— start of INFORMATION GIVEN —

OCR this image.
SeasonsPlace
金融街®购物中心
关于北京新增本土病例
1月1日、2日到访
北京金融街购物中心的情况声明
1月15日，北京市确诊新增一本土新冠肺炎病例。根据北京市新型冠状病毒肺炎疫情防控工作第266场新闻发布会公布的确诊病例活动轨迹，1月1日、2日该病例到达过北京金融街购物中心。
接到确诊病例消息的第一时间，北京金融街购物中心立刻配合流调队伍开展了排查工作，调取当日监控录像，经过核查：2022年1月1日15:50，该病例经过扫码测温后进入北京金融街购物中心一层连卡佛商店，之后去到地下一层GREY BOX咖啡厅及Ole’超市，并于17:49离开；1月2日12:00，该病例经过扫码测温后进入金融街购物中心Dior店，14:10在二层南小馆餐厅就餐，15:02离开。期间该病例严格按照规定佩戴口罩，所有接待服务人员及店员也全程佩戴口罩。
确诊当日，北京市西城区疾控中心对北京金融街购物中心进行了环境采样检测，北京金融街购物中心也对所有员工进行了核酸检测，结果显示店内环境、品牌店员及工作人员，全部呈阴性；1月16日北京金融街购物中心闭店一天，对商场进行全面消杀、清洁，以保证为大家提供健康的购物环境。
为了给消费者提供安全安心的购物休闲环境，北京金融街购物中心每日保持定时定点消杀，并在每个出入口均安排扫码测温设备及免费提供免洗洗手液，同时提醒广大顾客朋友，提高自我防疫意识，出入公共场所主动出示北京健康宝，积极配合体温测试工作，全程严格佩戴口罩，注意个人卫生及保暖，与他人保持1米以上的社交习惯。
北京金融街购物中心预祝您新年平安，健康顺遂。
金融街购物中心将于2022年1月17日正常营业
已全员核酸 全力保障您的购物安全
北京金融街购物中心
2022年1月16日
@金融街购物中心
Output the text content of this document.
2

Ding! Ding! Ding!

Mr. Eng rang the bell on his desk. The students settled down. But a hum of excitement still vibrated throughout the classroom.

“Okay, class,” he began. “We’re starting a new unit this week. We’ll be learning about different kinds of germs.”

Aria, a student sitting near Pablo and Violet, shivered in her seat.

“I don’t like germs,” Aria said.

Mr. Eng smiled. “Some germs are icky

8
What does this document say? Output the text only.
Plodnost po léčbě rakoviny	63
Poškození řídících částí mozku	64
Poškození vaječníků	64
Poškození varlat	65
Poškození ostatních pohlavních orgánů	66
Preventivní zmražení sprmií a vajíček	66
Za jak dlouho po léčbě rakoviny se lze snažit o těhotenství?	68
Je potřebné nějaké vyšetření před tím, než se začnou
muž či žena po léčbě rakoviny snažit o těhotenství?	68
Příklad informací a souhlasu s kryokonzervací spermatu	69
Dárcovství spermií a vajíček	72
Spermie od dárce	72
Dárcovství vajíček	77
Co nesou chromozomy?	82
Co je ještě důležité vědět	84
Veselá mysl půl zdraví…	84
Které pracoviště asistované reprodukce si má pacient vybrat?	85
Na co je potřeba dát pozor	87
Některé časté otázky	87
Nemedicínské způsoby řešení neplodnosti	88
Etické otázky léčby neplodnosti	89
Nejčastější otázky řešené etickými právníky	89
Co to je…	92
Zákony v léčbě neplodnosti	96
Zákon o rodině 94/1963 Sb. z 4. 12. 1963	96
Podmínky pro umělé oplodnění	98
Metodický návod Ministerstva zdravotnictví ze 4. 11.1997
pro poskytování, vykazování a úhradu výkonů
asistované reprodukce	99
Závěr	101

— end of INFORMATION GIVEN —

THE TASK> Emit the full listing verbatim.

THE ANSWER>
OCR this image.
SeasonsPlace
金融街®购物中心
关于北京新增本土病例
1月1日、2日到访
北京金融街购物中心的情况声明
1月15日，北京市确诊新增一本土新冠肺炎病例。根据北京市新型冠状病毒肺炎疫情防控工作第266场新闻发布会公布的确诊病例活动轨迹，1月1日、2日该病例到达过北京金融街购物中心。
接到确诊病例消息的第一时间，北京金融街购物中心立刻配合流调队伍开展了排查工作，调取当日监控录像，经过核查：2022年1月1日15:50，该病例经过扫码测温后进入北京金融街购物中心一层连卡佛商店，之后去到地下一层GREY BOX咖啡厅及Ole’超市，并于17:49离开；1月2日12:00，该病例经过扫码测温后进入金融街购物中心Dior店，14:10在二层南小馆餐厅就餐，15:02离开。期间该病例严格按照规定佩戴口罩，所有接待服务人员及店员也全程佩戴口罩。
确诊当日，北京市西城区疾控中心对北京金融街购物中心进行了环境采样检测，北京金融街购物中心也对所有员工进行了核酸检测，结果显示店内环境、品牌店员及工作人员，全部呈阴性；1月16日北京金融街购物中心闭店一天，对商场进行全面消杀、清洁，以保证为大家提供健康的购物环境。
为了给消费者提供安全安心的购物休闲环境，北京金融街购物中心每日保持定时定点消杀，并在每个出入口均安排扫码测温设备及免费提供免洗洗手液，同时提醒广大顾客朋友，提高自我防疫意识，出入公共场所主动出示北京健康宝，积极配合体温测试工作，全程严格佩戴口罩，注意个人卫生及保暖，与他人保持1米以上的社交习惯。
北京金融街购物中心预祝您新年平安，健康顺遂。
金融街购物中心将于2022年1月17日正常营业
已全员核酸 全力保障您的购物安全
北京金融街购物中心
2022年1月16日
@金融街购物中心
Output the text content of this document.
2

Ding! Ding! Ding!

Mr. Eng rang the bell on his desk. The students settled down. But a hum of excitement still vibrated throughout the classroom.

“Okay, class,” he began. “We’re starting a new unit this week. We’ll be learning about different kinds of germs.”

Aria, a student sitting near Pablo and Violet, shivered in her seat.

“I don’t like germs,” Aria said.

Mr. Eng smiled. “Some germs are icky

8
What does this document say? Output the text only.
Plodnost po léčbě rakoviny	63
Poškození řídících částí mozku	64
Poškození vaječníků	64
Poškození varlat	65
Poškození ostatních pohlavních orgánů	66
Preventivní zmražení sprmií a vajíček	66
Za jak dlouho po léčbě rakoviny se lze snažit o těhotenství?	68
Je potřebné nějaké vyšetření před tím, než se začnou
muž či žena po léčbě rakoviny snažit o těhotenství?	68
Příklad informací a souhlasu s kryokonzervací spermatu	69
Dárcovství spermií a vajíček	72
Spermie od dárce	72
Dárcovství vajíček	77
Co nesou chromozomy?	82
Co je ještě důležité vědět	84
Veselá mysl půl zdraví…	84
Které pracoviště asistované reprodukce si má pacient vybrat?	85
Na co je potřeba dát pozor	87
Některé časté otázky	87
Nemedicínské způsoby řešení neplodnosti	88
Etické otázky léčby neplodnosti	89
Nejčastější otázky řešené etickými právníky	89
Co to je…	92
Zákony v léčbě neplodnosti	96
Zákon o rodině 94/1963 Sb. z 4. 12. 1963	96
Podmínky pro umělé oplodnění	98
Metodický návod Ministerstva zdravotnictví ze 4. 11.1997
pro poskytování, vykazování a úhradu výkonů
asistované reprodukce	99
Závěr	101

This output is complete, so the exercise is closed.